Your task is to copy every line of this material exactly.
━━━ Records to process
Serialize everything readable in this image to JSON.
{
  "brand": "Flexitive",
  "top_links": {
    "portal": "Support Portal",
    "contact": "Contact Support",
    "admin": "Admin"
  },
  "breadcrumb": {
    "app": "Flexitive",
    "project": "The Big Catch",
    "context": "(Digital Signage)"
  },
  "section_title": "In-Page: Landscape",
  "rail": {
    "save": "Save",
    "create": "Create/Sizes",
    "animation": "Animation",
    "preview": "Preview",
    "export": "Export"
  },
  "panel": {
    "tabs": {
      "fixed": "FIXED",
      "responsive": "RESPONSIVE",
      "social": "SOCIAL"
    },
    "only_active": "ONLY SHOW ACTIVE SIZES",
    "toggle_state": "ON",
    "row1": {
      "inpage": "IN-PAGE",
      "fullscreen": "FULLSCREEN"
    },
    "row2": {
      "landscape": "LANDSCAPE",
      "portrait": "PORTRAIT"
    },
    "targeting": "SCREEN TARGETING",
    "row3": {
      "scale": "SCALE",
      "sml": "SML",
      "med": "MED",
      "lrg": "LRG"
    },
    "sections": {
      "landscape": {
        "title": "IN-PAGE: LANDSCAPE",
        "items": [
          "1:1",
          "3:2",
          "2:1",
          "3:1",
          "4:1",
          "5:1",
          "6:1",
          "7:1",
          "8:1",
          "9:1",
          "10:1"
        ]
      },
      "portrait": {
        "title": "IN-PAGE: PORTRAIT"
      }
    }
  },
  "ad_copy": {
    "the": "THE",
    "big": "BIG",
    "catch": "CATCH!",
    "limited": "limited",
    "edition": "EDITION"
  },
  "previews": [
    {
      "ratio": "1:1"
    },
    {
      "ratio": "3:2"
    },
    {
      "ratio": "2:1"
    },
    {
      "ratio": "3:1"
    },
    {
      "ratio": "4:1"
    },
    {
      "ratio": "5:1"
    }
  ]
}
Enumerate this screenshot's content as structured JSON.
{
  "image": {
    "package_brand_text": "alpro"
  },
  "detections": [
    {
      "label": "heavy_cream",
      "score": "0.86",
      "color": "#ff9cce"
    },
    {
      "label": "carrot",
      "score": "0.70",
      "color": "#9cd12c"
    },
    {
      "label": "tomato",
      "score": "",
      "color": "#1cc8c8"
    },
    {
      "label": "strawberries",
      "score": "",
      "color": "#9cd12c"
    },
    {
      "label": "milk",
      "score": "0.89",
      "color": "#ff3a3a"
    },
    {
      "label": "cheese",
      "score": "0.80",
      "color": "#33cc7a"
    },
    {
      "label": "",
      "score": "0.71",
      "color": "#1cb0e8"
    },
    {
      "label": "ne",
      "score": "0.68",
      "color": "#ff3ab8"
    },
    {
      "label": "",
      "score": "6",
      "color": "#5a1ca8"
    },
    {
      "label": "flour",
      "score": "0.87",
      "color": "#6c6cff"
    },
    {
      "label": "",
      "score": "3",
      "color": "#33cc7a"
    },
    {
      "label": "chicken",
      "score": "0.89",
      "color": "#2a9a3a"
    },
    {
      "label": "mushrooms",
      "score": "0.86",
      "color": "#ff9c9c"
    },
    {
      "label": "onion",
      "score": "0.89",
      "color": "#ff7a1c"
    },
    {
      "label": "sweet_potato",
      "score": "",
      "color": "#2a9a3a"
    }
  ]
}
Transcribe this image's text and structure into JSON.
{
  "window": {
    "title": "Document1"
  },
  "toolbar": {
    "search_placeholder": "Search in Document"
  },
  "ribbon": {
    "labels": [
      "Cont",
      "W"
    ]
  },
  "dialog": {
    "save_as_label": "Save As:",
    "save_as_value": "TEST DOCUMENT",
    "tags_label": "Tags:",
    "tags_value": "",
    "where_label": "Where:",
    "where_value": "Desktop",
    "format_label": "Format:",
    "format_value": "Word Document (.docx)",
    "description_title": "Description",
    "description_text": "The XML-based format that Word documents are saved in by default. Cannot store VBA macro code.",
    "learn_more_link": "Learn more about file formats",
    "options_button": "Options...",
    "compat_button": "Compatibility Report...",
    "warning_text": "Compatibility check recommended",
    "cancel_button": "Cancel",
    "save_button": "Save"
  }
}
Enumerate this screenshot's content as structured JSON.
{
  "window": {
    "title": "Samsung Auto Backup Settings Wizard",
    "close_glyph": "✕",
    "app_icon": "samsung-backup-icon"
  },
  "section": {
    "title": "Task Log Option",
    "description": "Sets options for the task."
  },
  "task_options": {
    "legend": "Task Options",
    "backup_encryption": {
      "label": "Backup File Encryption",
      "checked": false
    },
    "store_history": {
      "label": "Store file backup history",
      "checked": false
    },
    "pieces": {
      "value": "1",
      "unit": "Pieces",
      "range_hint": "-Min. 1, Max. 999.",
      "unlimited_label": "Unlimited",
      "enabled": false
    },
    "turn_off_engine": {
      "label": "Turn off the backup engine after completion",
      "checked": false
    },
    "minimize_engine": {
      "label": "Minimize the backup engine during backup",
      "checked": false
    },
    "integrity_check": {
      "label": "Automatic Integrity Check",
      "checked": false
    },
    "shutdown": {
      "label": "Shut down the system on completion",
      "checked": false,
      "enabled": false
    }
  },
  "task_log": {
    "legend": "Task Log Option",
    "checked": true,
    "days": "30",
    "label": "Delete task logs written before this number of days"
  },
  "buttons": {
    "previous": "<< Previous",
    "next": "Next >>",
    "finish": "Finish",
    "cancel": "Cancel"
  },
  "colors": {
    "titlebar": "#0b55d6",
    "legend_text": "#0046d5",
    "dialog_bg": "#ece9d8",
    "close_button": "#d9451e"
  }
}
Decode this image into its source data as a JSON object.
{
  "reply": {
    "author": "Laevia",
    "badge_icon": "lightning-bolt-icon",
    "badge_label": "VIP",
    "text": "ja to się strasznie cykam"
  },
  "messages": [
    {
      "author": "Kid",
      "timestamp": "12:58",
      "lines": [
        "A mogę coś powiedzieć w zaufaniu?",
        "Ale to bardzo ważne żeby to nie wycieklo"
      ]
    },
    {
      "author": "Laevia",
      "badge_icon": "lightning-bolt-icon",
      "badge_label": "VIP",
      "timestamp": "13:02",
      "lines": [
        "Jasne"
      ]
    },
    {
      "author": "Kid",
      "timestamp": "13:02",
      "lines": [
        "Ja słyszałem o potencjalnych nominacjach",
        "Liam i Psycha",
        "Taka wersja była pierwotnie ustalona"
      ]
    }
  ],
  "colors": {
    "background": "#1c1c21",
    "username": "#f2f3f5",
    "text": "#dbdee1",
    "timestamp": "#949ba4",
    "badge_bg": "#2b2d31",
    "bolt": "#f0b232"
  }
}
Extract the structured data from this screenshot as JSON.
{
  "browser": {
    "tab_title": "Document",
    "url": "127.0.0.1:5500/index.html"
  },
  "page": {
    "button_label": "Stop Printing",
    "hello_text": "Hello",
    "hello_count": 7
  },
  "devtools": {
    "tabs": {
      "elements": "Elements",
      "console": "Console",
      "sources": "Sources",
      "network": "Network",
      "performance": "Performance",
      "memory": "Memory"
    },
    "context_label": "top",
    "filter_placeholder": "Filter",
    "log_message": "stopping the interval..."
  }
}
━━━━━━
* _Task response_
Serialize everything readable in this image to JSON.
{
  "brand": "Flexitive",
  "top_links": {
    "portal": "Support Portal",
    "contact": "Contact Support",
    "admin": "Admin"
  },
  "breadcrumb": {
    "app": "Flexitive",
    "project": "The Big Catch",
    "context": "(Digital Signage)"
  },
  "section_title": "In-Page: Landscape",
  "rail": {
    "save": "Save",
    "create": "Create/Sizes",
    "animation": "Animation",
    "preview": "Preview",
    "export": "Export"
  },
  "panel": {
    "tabs": {
      "fixed": "FIXED",
      "responsive": "RESPONSIVE",
      "social": "SOCIAL"
    },
    "only_active": "ONLY SHOW ACTIVE SIZES",
    "toggle_state": "ON",
    "row1": {
      "inpage": "IN-PAGE",
      "fullscreen": "FULLSCREEN"
    },
    "row2": {
      "landscape": "LANDSCAPE",
      "portrait": "PORTRAIT"
    },
    "targeting": "SCREEN TARGETING",
    "row3": {
      "scale": "SCALE",
      "sml": "SML",
      "med": "MED",
      "lrg": "LRG"
    },
    "sections": {
      "landscape": {
        "title": "IN-PAGE: LANDSCAPE",
        "items": [
          "1:1",
          "3:2",
          "2:1",
          "3:1",
          "4:1",
          "5:1",
          "6:1",
          "7:1",
          "8:1",
          "9:1",
          "10:1"
        ]
      },
      "portrait": {
        "title": "IN-PAGE: PORTRAIT"
      }
    }
  },
  "ad_copy": {
    "the": "THE",
    "big": "BIG",
    "catch": "CATCH!",
    "limited": "limited",
    "edition": "EDITION"
  },
  "previews": [
    {
      "ratio": "1:1"
    },
    {
      "ratio": "3:2"
    },
    {
      "ratio": "2:1"
    },
    {
      "ratio": "3:1"
    },
    {
      "ratio": "4:1"
    },
    {
      "ratio": "5:1"
    }
  ]
}
Enumerate this screenshot's content as structured JSON.
{
  "image": {
    "package_brand_text": "alpro"
  },
  "detections": [
    {
      "label": "heavy_cream",
      "score": "0.86",
      "color": "#ff9cce"
    },
    {
      "label": "carrot",
      "score": "0.70",
      "color": "#9cd12c"
    },
    {
      "label": "tomato",
      "score": "",
      "color": "#1cc8c8"
    },
    {
      "label": "strawberries",
      "score": "",
      "color": "#9cd12c"
    },
    {
      "label": "milk",
      "score": "0.89",
      "color": "#ff3a3a"
    },
    {
      "label": "cheese",
      "score": "0.80",
      "color": "#33cc7a"
    },
    {
      "label": "",
      "score": "0.71",
      "color": "#1cb0e8"
    },
    {
      "label": "ne",
      "score": "0.68",
      "color": "#ff3ab8"
    },
    {
      "label": "",
      "score": "6",
      "color": "#5a1ca8"
    },
    {
      "label": "flour",
      "score": "0.87",
      "color": "#6c6cff"
    },
    {
      "label": "",
      "score": "3",
      "color": "#33cc7a"
    },
    {
      "label": "chicken",
      "score": "0.89",
      "color": "#2a9a3a"
    },
    {
      "label": "mushrooms",
      "score": "0.86",
      "color": "#ff9c9c"
    },
    {
      "label": "onion",
      "score": "0.89",
      "color": "#ff7a1c"
    },
    {
      "label": "sweet_potato",
      "score": "",
      "color": "#2a9a3a"
    }
  ]
}
Transcribe this image's text and structure into JSON.
{
  "window": {
    "title": "Document1"
  },
  "toolbar": {
    "search_placeholder": "Search in Document"
  },
  "ribbon": {
    "labels": [
      "Cont",
      "W"
    ]
  },
  "dialog": {
    "save_as_label": "Save As:",
    "save_as_value": "TEST DOCUMENT",
    "tags_label": "Tags:",
    "tags_value": "",
    "where_label": "Where:",
    "where_value": "Desktop",
    "format_label": "Format:",
    "format_value": "Word Document (.docx)",
    "description_title": "Description",
    "description_text": "The XML-based format that Word documents are saved in by default. Cannot store VBA macro code.",
    "learn_more_link": "Learn more about file formats",
    "options_button": "Options...",
    "compat_button": "Compatibility Report...",
    "warning_text": "Compatibility check recommended",
    "cancel_button": "Cancel",
    "save_button": "Save"
  }
}
Enumerate this screenshot's content as structured JSON.
{
  "window": {
    "title": "Samsung Auto Backup Settings Wizard",
    "close_glyph": "✕",
    "app_icon": "samsung-backup-icon"
  },
  "section": {
    "title": "Task Log Option",
    "description": "Sets options for the task."
  },
  "task_options": {
    "legend": "Task Options",
    "backup_encryption": {
      "label": "Backup File Encryption",
      "checked": false
    },
    "store_history": {
      "label": "Store file backup history",
      "checked": false
    },
    "pieces": {
      "value": "1",
      "unit": "Pieces",
      "range_hint": "-Min. 1, Max. 999.",
      "unlimited_label": "Unlimited",
      "enabled": false
    },
    "turn_off_engine": {
      "label": "Turn off the backup engine after completion",
      "checked": false
    },
    "minimize_engine": {
      "label": "Minimize the backup engine during backup",
      "checked": false
    },
    "integrity_check": {
      "label": "Automatic Integrity Check",
      "checked": false
    },
    "shutdown": {
      "label": "Shut down the system on completion",
      "checked": false,
      "enabled": false
    }
  },
  "task_log": {
    "legend": "Task Log Option",
    "checked": true,
    "days": "30",
    "label": "Delete task logs written before this number of days"
  },
  "buttons": {
    "previous": "<< Previous",
    "next": "Next >>",
    "finish": "Finish",
    "cancel": "Cancel"
  },
  "colors": {
    "titlebar": "#0b55d6",
    "legend_text": "#0046d5",
    "dialog_bg": "#ece9d8",
    "close_button": "#d9451e"
  }
}
Decode this image into its source data as a JSON object.
{
  "reply": {
    "author": "Laevia",
    "badge_icon": "lightning-bolt-icon",
    "badge_label": "VIP",
    "text": "ja to się strasznie cykam"
  },
  "messages": [
    {
      "author": "Kid",
      "timestamp": "12:58",
      "lines": [
        "A mogę coś powiedzieć w zaufaniu?",
        "Ale to bardzo ważne żeby to nie wycieklo"
      ]
    },
    {
      "author": "Laevia",
      "badge_icon": "lightning-bolt-icon",
      "badge_label": "VIP",
      "timestamp": "13:02",
      "lines": [
        "Jasne"
      ]
    },
    {
      "author": "Kid",
      "timestamp": "13:02",
      "lines": [
        "Ja słyszałem o potencjalnych nominacjach",
        "Liam i Psycha",
        "Taka wersja była pierwotnie ustalona"
      ]
    }
  ],
  "colors": {
    "background": "#1c1c21",
    "username": "#f2f3f5",
    "text": "#dbdee1",
    "timestamp": "#949ba4",
    "badge_bg": "#2b2d31",
    "bolt": "#f0b232"
  }
}
Extract the structured data from this screenshot as JSON.
{
  "browser": {
    "tab_title": "Document",
    "url": "127.0.0.1:5500/index.html"
  },
  "page": {
    "button_label": "Stop Printing",
    "hello_text": "Hello",
    "hello_count": 7
  },
  "devtools": {
    "tabs": {
      "elements": "Elements",
      "console": "Console",
      "sources": "Sources",
      "network": "Network",
      "performance": "Performance",
      "memory": "Memory"
    },
    "context_label": "top",
    "filter_placeholder": "Filter",
    "log_message": "stopping the interval..."
  }
}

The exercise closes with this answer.